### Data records
****************
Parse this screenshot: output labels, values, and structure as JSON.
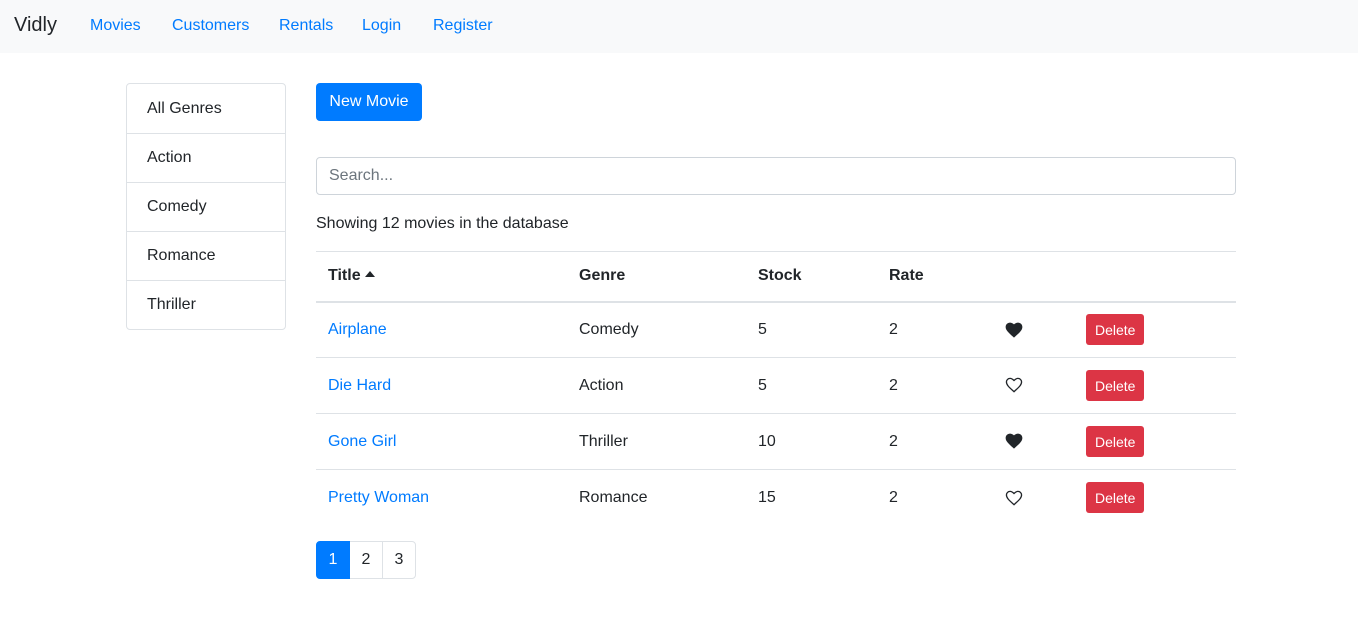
{
  "navbar": {
    "brand": "Vidly",
    "links": [
      "Movies",
      "Customers",
      "Rentals",
      "Login",
      "Register"
    ]
  },
  "genres": [
    "All Genres",
    "Action",
    "Comedy",
    "Romance",
    "Thriller"
  ],
  "actions": {
    "new_movie_label": "New Movie"
  },
  "search": {
    "placeholder": "Search...",
    "value": ""
  },
  "summary": "Showing 12 movies in the database",
  "table": {
    "headers": [
      "Title",
      "Genre",
      "Stock",
      "Rate"
    ],
    "sort": {
      "column": "Title",
      "order": "asc"
    },
    "rows": [
      {
        "title": "Airplane",
        "genre": "Comedy",
        "stock": "5",
        "rate": "2",
        "liked": true,
        "delete_label": "Delete"
      },
      {
        "title": "Die Hard",
        "genre": "Action",
        "stock": "5",
        "rate": "2",
        "liked": false,
        "delete_label": "Delete"
      },
      {
        "title": "Gone Girl",
        "genre": "Thriller",
        "stock": "10",
        "rate": "2",
        "liked": true,
        "delete_label": "Delete"
      },
      {
        "title": "Pretty Woman",
        "genre": "Romance",
        "stock": "15",
        "rate": "2",
        "liked": false,
        "delete_label": "Delete"
      }
    ]
  },
  "pagination": {
    "pages": [
      "1",
      "2",
      "3"
    ],
    "current": "1"
  },
  "colors": {
    "primary": "#007bff",
    "danger": "#dc3545",
    "navbar_bg": "#f8f9fa",
    "text": "#212529"
  }
}
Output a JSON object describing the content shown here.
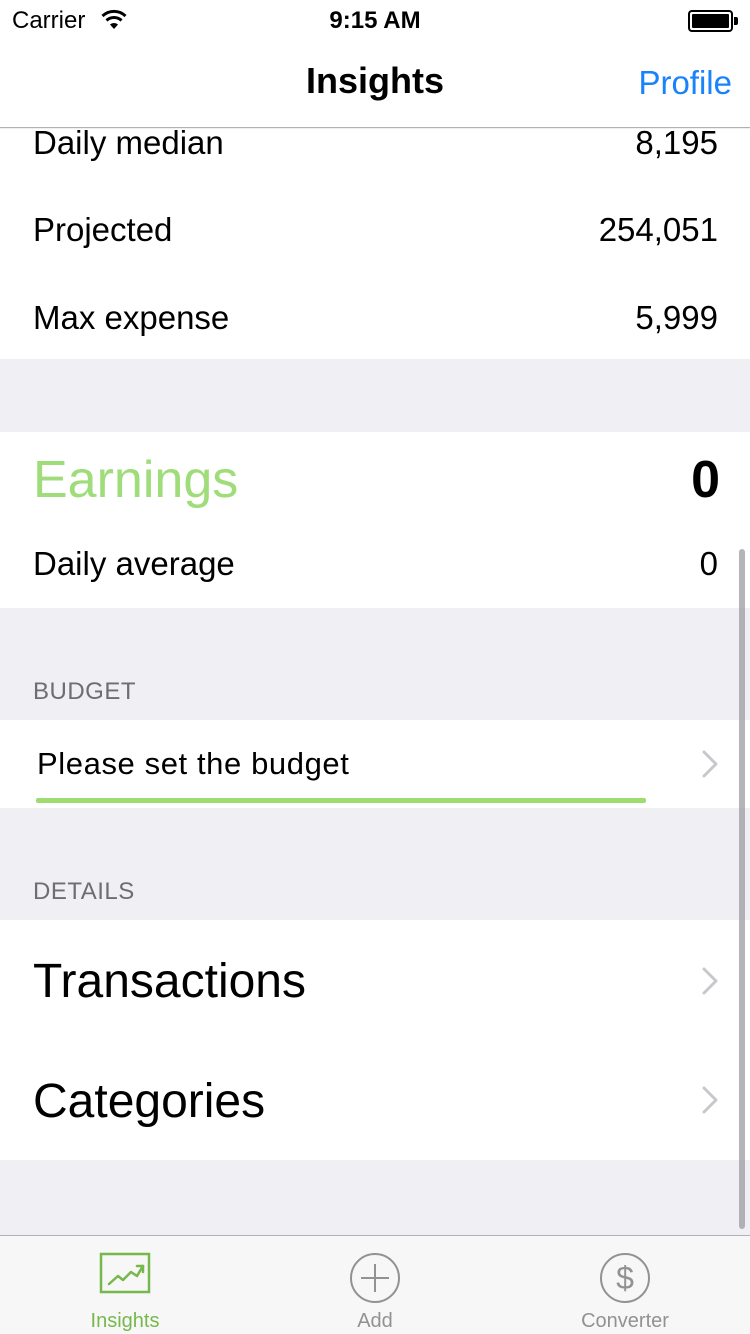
{
  "status_bar": {
    "carrier": "Carrier",
    "time": "9:15 AM"
  },
  "nav": {
    "title": "Insights",
    "profile": "Profile"
  },
  "stats": [
    {
      "label": "Daily median",
      "value": "8,195"
    },
    {
      "label": "Projected",
      "value": "254,051"
    },
    {
      "label": "Max expense",
      "value": "5,999"
    }
  ],
  "earnings": {
    "title": "Earnings",
    "total": "0",
    "daily_average_label": "Daily average",
    "daily_average_value": "0"
  },
  "budget": {
    "header": "BUDGET",
    "prompt": "Please set the budget",
    "progress_fraction": 1.0
  },
  "details": {
    "header": "DETAILS",
    "items": [
      "Transactions",
      "Categories"
    ]
  },
  "tabs": [
    {
      "label": "Insights",
      "icon": "chart-trend-icon",
      "active": true
    },
    {
      "label": "Add",
      "icon": "plus-circle-icon",
      "active": false
    },
    {
      "label": "Converter",
      "icon": "dollar-circle-icon",
      "active": false
    }
  ],
  "colors": {
    "accent_blue": "#1a82fb",
    "earnings_green": "#9fdc7a",
    "progress_green": "#9fdc6f",
    "tab_active": "#77b84c",
    "tab_inactive": "#929292",
    "group_bg": "#efeff4"
  }
}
****************
### What to do
Scan the material above. Return every line containing the string "circle".

### Task response
      "icon": "plus-circle-icon",
      "icon": "dollar-circle-icon",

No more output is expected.